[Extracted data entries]
____

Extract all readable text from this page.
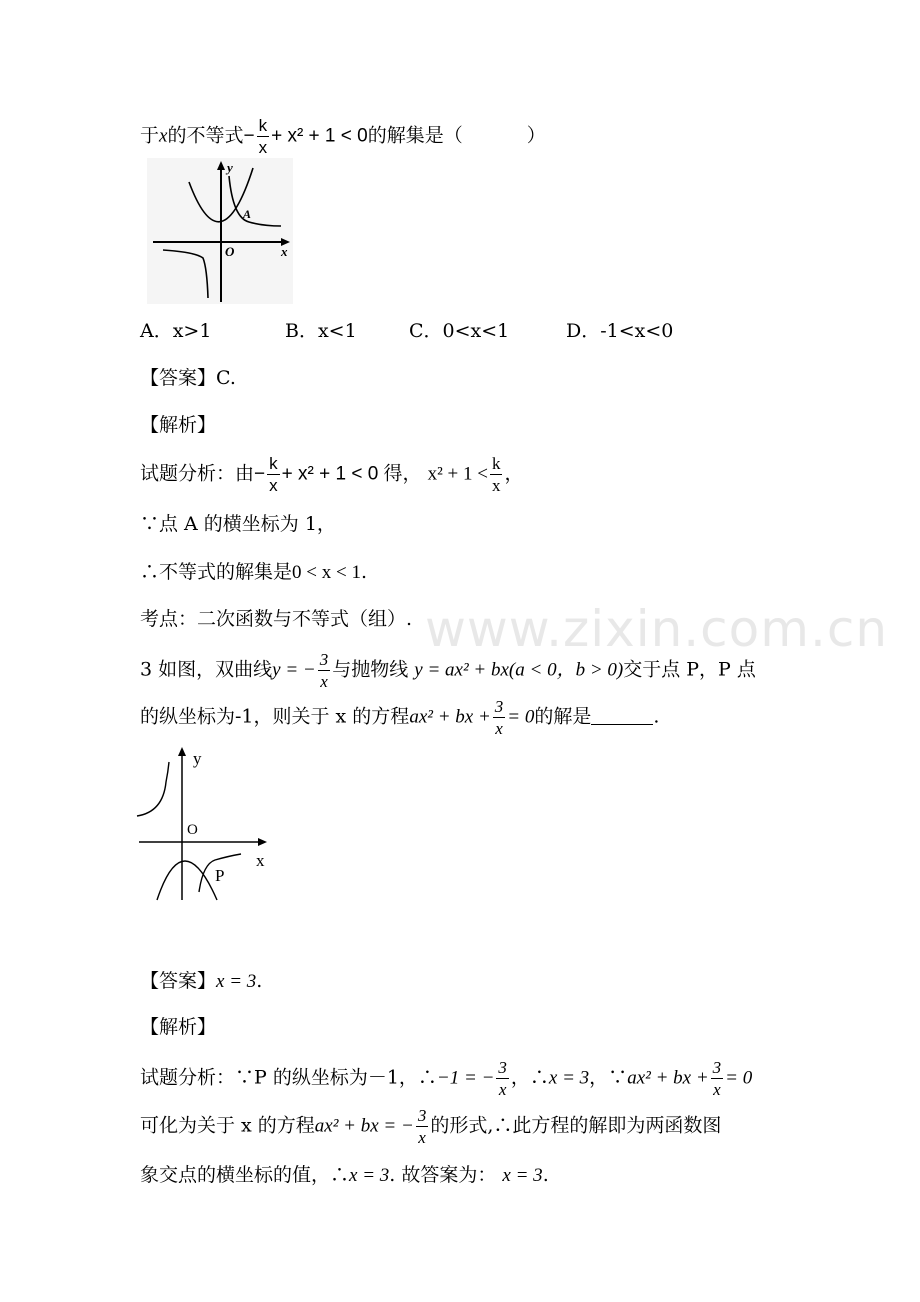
www.zixin.com.cn
于x的不等式− $\frac{k}{x} + x^2 + 1 < 0$的解集是（	）
y
x
O
A
A．x>1	B．x<1	C．0<x<1	D．-1<x<0
【答案】C.
【解析】
试题分析：由− $\frac{k}{x} + x^2 + 1 < 0$ 得， $x^2 + 1 < \frac{k}{x}$ ，
∵点 A 的横坐标为 1，
∴不等式的解集是0 < x < 1.
考点：二次函数与不等式（组）.
3 如图，双曲线y = − $\frac{3}{x}$ 与抛物线 y = ax² + bx(a < 0，b > 0)交于点 P，P 点
的纵坐标为-1，则关于 x 的方程ax² + bx + $\frac{3}{x} = 0$的解是	.
y
O
x
P
【答案】x = 3.
【解析】
试题分析：∵P 的纵坐标为－1，∴−1 = − $\frac{3}{x}$ ，∴x = 3，∵ax² + bx + $\frac{3}{x} = 0$
可化为关于 x 的方程ax² + bx = − $\frac{3}{x}$ 的形式,∴此方程的解即为两函数图
象交点的横坐标的值，∴x = 3. 故答案为： x = 3.
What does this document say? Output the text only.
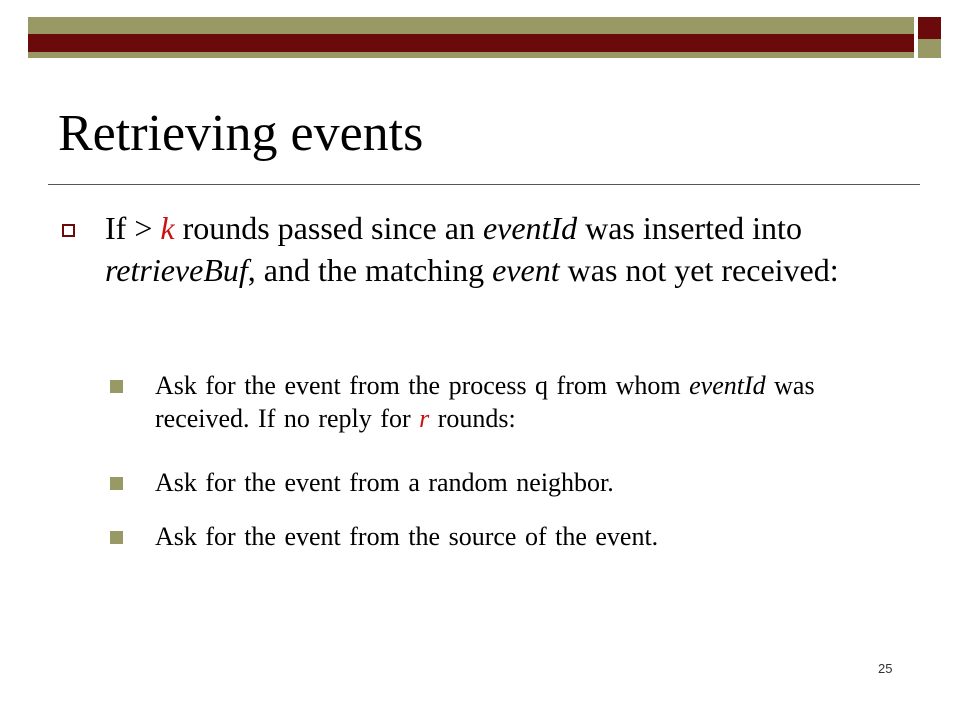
Retrieving events
If > k rounds passed since an eventId was inserted into retrieveBuf, and the matching event was not yet received:
Ask for the event from the process q from whom eventId was received. If no reply for r rounds:
Ask for the event from a random neighbor.
Ask for the event from the source of the event.
25
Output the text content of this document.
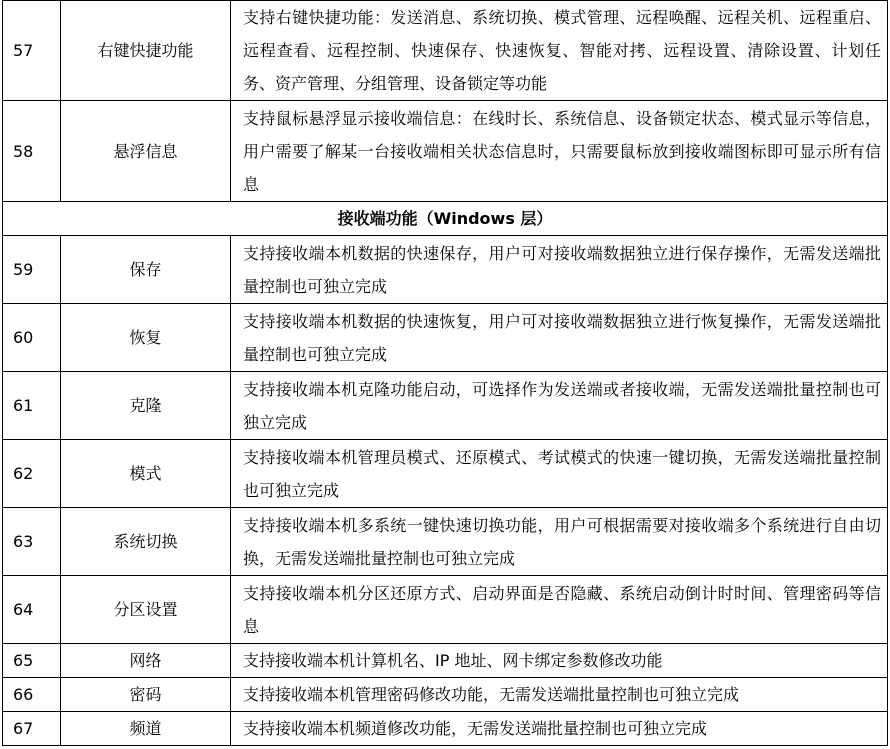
57	右键快捷功能	支持右键快捷功能：发送消息、系统切换、模式管理、远程唤醒、远程关机、远程重启、远程查看、远程控制、快速保存、快速恢复、智能对拷、远程设置、清除设置、计划任务、资产管理、分组管理、设备锁定等功能
58	悬浮信息	支持鼠标悬浮显示接收端信息：在线时长、系统信息、设备锁定状态、模式显示等信息，用户需要了解某一台接收端相关状态信息时，只需要鼠标放到接收端图标即可显示所有信息
接收端功能（Windows 层）		
59	保存	支持接收端本机数据的快速保存，用户可对接收端数据独立进行保存操作，无需发送端批量控制也可独立完成
60	恢复	支持接收端本机数据的快速恢复，用户可对接收端数据独立进行恢复操作，无需发送端批量控制也可独立完成
61	克隆	支持接收端本机克隆功能启动，可选择作为发送端或者接收端，无需发送端批量控制也可独立完成
62	模式	支持接收端本机管理员模式、还原模式、考试模式的快速一键切换，无需发送端批量控制也可独立完成
63	系统切换	支持接收端本机多系统一键快速切换功能，用户可根据需要对接收端多个系统进行自由切换，无需发送端批量控制也可独立完成
64	分区设置	支持接收端本机分区还原方式、启动界面是否隐藏、系统启动倒计时时间、管理密码等信息
65	网络	支持接收端本机计算机名、IP 地址、网卡绑定参数修改功能
66	密码	支持接收端本机管理密码修改功能，无需发送端批量控制也可独立完成
67	频道	支持接收端本机频道修改功能，无需发送端批量控制也可独立完成
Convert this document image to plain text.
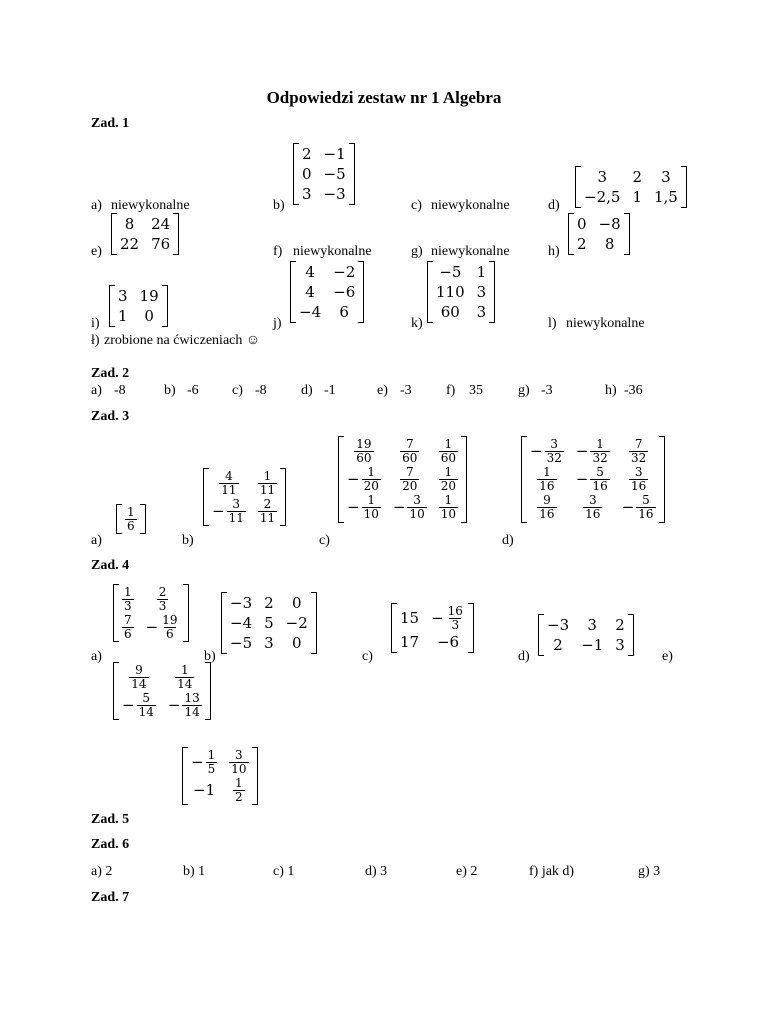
Odpowiedzi zestaw nr 1 Algebra
Zad. 1
a) niewykonalne	b)
2 −1
0 −5
3 −3
c) niewykonalne	d)
3 2 3
−2,5 1 1,5
e)
8 24
22 76	f) niewykonalne	g) niewykonalne	h)
0 −8
2 8
i)
3 19
1 0	j)
4 −2
4 −6
−4 6
k)
−5 1
110 3
60 3
l) niewykonalne
ł) zrobione na ćwiczeniach ☺
Zad. 2
Zad. 3
a)
$\frac{1}{6}$
b)
$\frac{4}{11} \frac{1}{11}$
− $\frac{3}{11} \frac{2}{11}$
c)
$\frac{19}{60} \frac{7}{60} \frac{1}{60}$
− $\frac{1}{20} \frac{7}{20} \frac{1}{20}$
− $\frac{1}{10} - \frac{3}{10} \frac{1}{10}$
d)
− $\frac{3}{32} - \frac{1}{32} \frac{7}{32}$
$\frac{1}{16} - \frac{5}{16} \frac{3}{16}$
$\frac{9}{16} \frac{3}{16} - \frac{5}{16}$
Zad. 4
a)
$\frac{1}{3} \frac{2}{3}$
$\frac{7}{6} - \frac{19}{6}$
b)
−3 2 0
−4 5 −2
−5 3 0
c)
$15 - \frac{16}{3}$
17 −6
d)
−3 3 2
2 −1 3
e)
$\frac{9}{14} \frac{1}{14}$
− $\frac{5}{14} - \frac{13}{14}$
− $\frac{1}{5} \frac{3}{10}$
$-1 \frac{1}{2}$
Zad. 5
Zad. 6
Zad. 7
a) -8	b) -6 c) -8 d) -1	e) -3 f) 35	g) -3	h) -36
a) 2	b) 1	c) 1	d) 3	e) 2	f) jak d)	g) 3
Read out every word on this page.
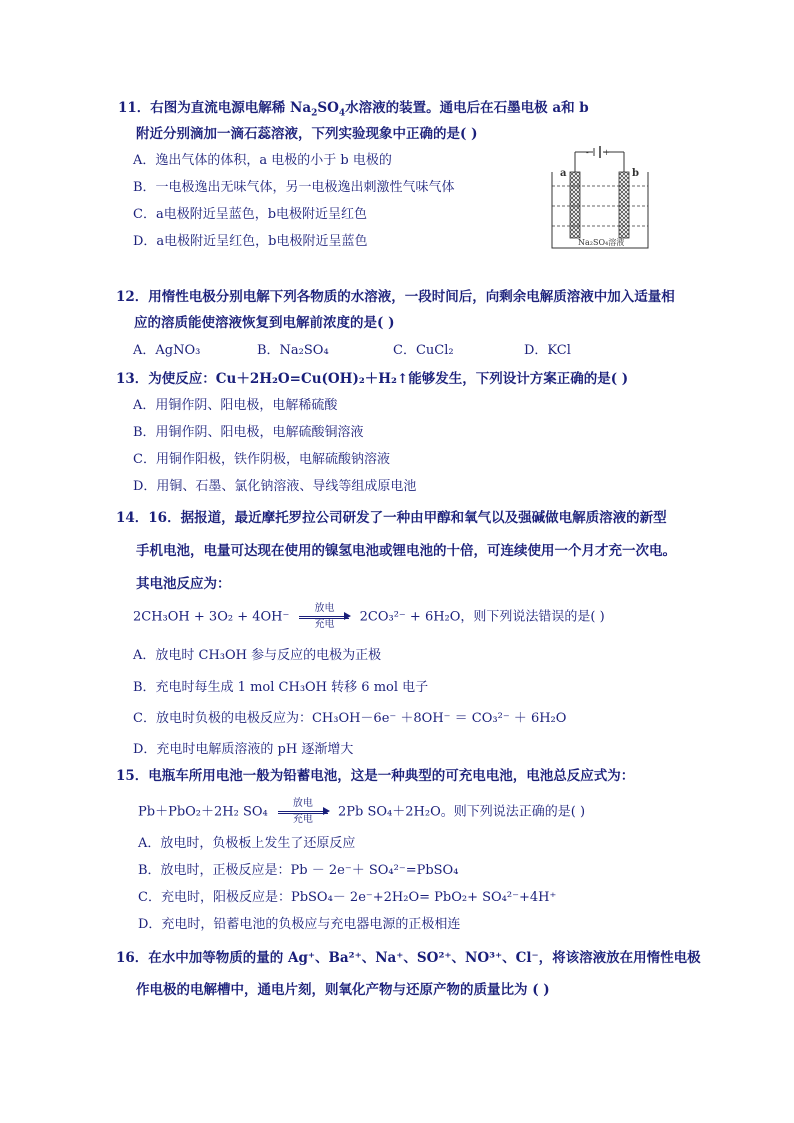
11．右图为直流电源电解稀 $Na_2SO_4$水溶液的装置。通电后在石墨电极 a和 b
附近分别滴加一滴石蕊溶液，下列实验现象中正确的是( )
A．逸出气体的体积，a 电极的小于 b 电极的
B．一电极逸出无味气体，另一电极逸出刺激性气味气体
C．a电极附近呈蓝色，b电极附近呈红色
D．a电极附近呈红色，b电极附近呈蓝色
- +
a	b
Na₂SO₄溶液
12．用惰性电极分别电解下列各物质的水溶液，一段时间后，向剩余电解质溶液中加入适量相
应的溶质能使溶液恢复到电解前浓度的是( )
A．AgNO₃	B．Na₂SO₄	C．CuCl₂	D．KCl
13．为使反应：Cu＋2H₂O=Cu(OH)₂＋H₂↑能够发生，下列设计方案正确的是( )
A．用铜作阴、阳电极，电解稀硫酸
B．用铜作阴、阳电极，电解硫酸铜溶液
C．用铜作阳极，铁作阴极，电解硫酸钠溶液
D．用铜、石墨、氯化钠溶液、导线等组成原电池
14．16．据报道，最近摩托罗拉公司研发了一种由甲醇和氧气以及强碱做电解质溶液的新型
手机电池，电量可达现在使用的镍氢电池或锂电池的十倍，可连续使用一个月才充一次电。
其电池反应为：
2CH₃OH + 3O₂ + 4OH⁻
放电
充电	2CO₃²⁻ + 6H₂O，则下列说法错误的是( )
A．放电时 CH₃OH 参与反应的电极为正极
B．充电时每生成 1 mol CH₃OH 转移 6 mol 电子
C．放电时负极的电极反应为：CH₃OH－6e⁻ ＋8OH⁻ ＝ CO₃²⁻ ＋ 6H₂O
D．充电时电解质溶液的 pH 逐渐增大
15．电瓶车所用电池一般为铅蓄电池，这是一种典型的可充电电池，电池总反应式为：
Pb＋PbO₂＋2H₂ SO₄
放电
充电	2Pb SO₄＋2H₂O。则下列说法正确的是( )
A．放电时，负极板上发生了还原反应
B．放电时，正极反应是：Pb － 2e⁻＋ SO₄²⁻=PbSO₄
C．充电时，阳极反应是：PbSO₄－ 2e⁻+2H₂O= PbO₂+ SO₄²⁻+4H⁺
D．充电时，铅蓄电池的负极应与充电器电源的正极相连
16．在水中加等物质的量的 Ag⁺、Ba²⁺、Na⁺、SO²⁺、NO³⁺、Cl⁻，将该溶液放在用惰性电极
作电极的电解槽中，通电片刻，则氧化产物与还原产物的质量比为 ( )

____

What the task requires:
Give an exact copy of the material, leaving out every picture.

Exercise solution:
Extract all readable text from this page.
www.zixin.com.cn
于x的不等式− $\frac{k}{x} + x^2 + 1 < 0$的解集是（	）
y
x
O
A
A．x>1	B．x<1	C．0<x<1	D．-1<x<0
【答案】C.
【解析】
试题分析：由− $\frac{k}{x} + x^2 + 1 < 0$ 得， $x^2 + 1 < \frac{k}{x}$ ，
∵点 A 的横坐标为 1，
∴不等式的解集是0 < x < 1.
考点：二次函数与不等式（组）.
3 如图，双曲线y = − $\frac{3}{x}$ 与抛物线 y = ax² + bx(a < 0，b > 0)交于点 P，P 点
的纵坐标为-1，则关于 x 的方程ax² + bx + $\frac{3}{x} = 0$的解是	.
y
O
x
P
【答案】x = 3.
【解析】
试题分析：∵P 的纵坐标为－1，∴−1 = − $\frac{3}{x}$ ，∴x = 3，∵ax² + bx + $\frac{3}{x} = 0$
可化为关于 x 的方程ax² + bx = − $\frac{3}{x}$ 的形式,∴此方程的解即为两函数图
象交点的横坐标的值，∴x = 3. 故答案为： x = 3.
What does this document say? Output the text only.
Retrieving events
If > k rounds passed since an eventId was inserted into retrieveBuf, and the matching event was not yet received:
Ask for the event from the process q from whom eventId was received. If no reply for r rounds:
Ask for the event from a random neighbor.
Ask for the event from the source of the event.
25
Output the text content of this document.
57	右键快捷功能	支持右键快捷功能：发送消息、系统切换、模式管理、远程唤醒、远程关机、远程重启、远程查看、远程控制、快速保存、快速恢复、智能对拷、远程设置、清除设置、计划任务、资产管理、分组管理、设备锁定等功能
58	悬浮信息	支持鼠标悬浮显示接收端信息：在线时长、系统信息、设备锁定状态、模式显示等信息，用户需要了解某一台接收端相关状态信息时，只需要鼠标放到接收端图标即可显示所有信息
接收端功能（Windows 层）		
59	保存	支持接收端本机数据的快速保存，用户可对接收端数据独立进行保存操作，无需发送端批量控制也可独立完成
60	恢复	支持接收端本机数据的快速恢复，用户可对接收端数据独立进行恢复操作，无需发送端批量控制也可独立完成
61	克隆	支持接收端本机克隆功能启动，可选择作为发送端或者接收端，无需发送端批量控制也可独立完成
62	模式	支持接收端本机管理员模式、还原模式、考试模式的快速一键切换，无需发送端批量控制也可独立完成
63	系统切换	支持接收端本机多系统一键快速切换功能，用户可根据需要对接收端多个系统进行自由切换，无需发送端批量控制也可独立完成
64	分区设置	支持接收端本机分区还原方式、启动界面是否隐藏、系统启动倒计时时间、管理密码等信息
65	网络	支持接收端本机计算机名、IP 地址、网卡绑定参数修改功能
66	密码	支持接收端本机管理密码修改功能，无需发送端批量控制也可独立完成
67	频道	支持接收端本机频道修改功能，无需发送端批量控制也可独立完成
Convert this document image to plain text.
Odpowiedzi zestaw nr 1 Algebra
Zad. 1
a) niewykonalne	b)
2 −1
0 −5
3 −3
c) niewykonalne	d)
3 2 3
−2,5 1 1,5
e)
8 24
22 76	f) niewykonalne	g) niewykonalne	h)
0 −8
2 8
i)
3 19
1 0	j)
4 −2
4 −6
−4 6
k)
−5 1
110 3
60 3
l) niewykonalne
ł) zrobione na ćwiczeniach ☺
Zad. 2
Zad. 3
a)
$\frac{1}{6}$
b)
$\frac{4}{11} \frac{1}{11}$
− $\frac{3}{11} \frac{2}{11}$
c)
$\frac{19}{60} \frac{7}{60} \frac{1}{60}$
− $\frac{1}{20} \frac{7}{20} \frac{1}{20}$
− $\frac{1}{10} - \frac{3}{10} \frac{1}{10}$
d)
− $\frac{3}{32} - \frac{1}{32} \frac{7}{32}$
$\frac{1}{16} - \frac{5}{16} \frac{3}{16}$
$\frac{9}{16} \frac{3}{16} - \frac{5}{16}$
Zad. 4
a)
$\frac{1}{3} \frac{2}{3}$
$\frac{7}{6} - \frac{19}{6}$
b)
−3 2 0
−4 5 −2
−5 3 0
c)
$15 - \frac{16}{3}$
17 −6
d)
−3 3 2
2 −1 3
e)
$\frac{9}{14} \frac{1}{14}$
− $\frac{5}{14} - \frac{13}{14}$
− $\frac{1}{5} \frac{3}{10}$
$-1 \frac{1}{2}$
Zad. 5
Zad. 6
Zad. 7
a) -8	b) -6 c) -8 d) -1	e) -3 f) 35	g) -3	h) -36
a) 2	b) 1	c) 1	d) 3	e) 2	f) jak d)	g) 3
Read out every word on this page.
11．右图为直流电源电解稀 $Na_2SO_4$水溶液的装置。通电后在石墨电极 a和 b
附近分别滴加一滴石蕊溶液，下列实验现象中正确的是( )
A．逸出气体的体积，a 电极的小于 b 电极的
B．一电极逸出无味气体，另一电极逸出刺激性气味气体
C．a电极附近呈蓝色，b电极附近呈红色
D．a电极附近呈红色，b电极附近呈蓝色
- +
a	b
Na₂SO₄溶液
12．用惰性电极分别电解下列各物质的水溶液，一段时间后，向剩余电解质溶液中加入适量相
应的溶质能使溶液恢复到电解前浓度的是( )
A．AgNO₃	B．Na₂SO₄	C．CuCl₂	D．KCl
13．为使反应：Cu＋2H₂O=Cu(OH)₂＋H₂↑能够发生，下列设计方案正确的是( )
A．用铜作阴、阳电极，电解稀硫酸
B．用铜作阴、阳电极，电解硫酸铜溶液
C．用铜作阳极，铁作阴极，电解硫酸钠溶液
D．用铜、石墨、氯化钠溶液、导线等组成原电池
14．16．据报道，最近摩托罗拉公司研发了一种由甲醇和氧气以及强碱做电解质溶液的新型
手机电池，电量可达现在使用的镍氢电池或锂电池的十倍，可连续使用一个月才充一次电。
其电池反应为：
2CH₃OH + 3O₂ + 4OH⁻
放电
充电	2CO₃²⁻ + 6H₂O，则下列说法错误的是( )
A．放电时 CH₃OH 参与反应的电极为正极
B．充电时每生成 1 mol CH₃OH 转移 6 mol 电子
C．放电时负极的电极反应为：CH₃OH－6e⁻ ＋8OH⁻ ＝ CO₃²⁻ ＋ 6H₂O
D．充电时电解质溶液的 pH 逐渐增大
15．电瓶车所用电池一般为铅蓄电池，这是一种典型的可充电电池，电池总反应式为：
Pb＋PbO₂＋2H₂ SO₄
放电
充电	2Pb SO₄＋2H₂O。则下列说法正确的是( )
A．放电时，负极板上发生了还原反应
B．放电时，正极反应是：Pb － 2e⁻＋ SO₄²⁻=PbSO₄
C．充电时，阳极反应是：PbSO₄－ 2e⁻+2H₂O= PbO₂+ SO₄²⁻+4H⁺
D．充电时，铅蓄电池的负极应与充电器电源的正极相连
16．在水中加等物质的量的 Ag⁺、Ba²⁺、Na⁺、SO²⁺、NO³⁺、Cl⁻，将该溶液放在用惰性电极
作电极的电解槽中，通电片刻，则氧化产物与还原产物的质量比为 ( )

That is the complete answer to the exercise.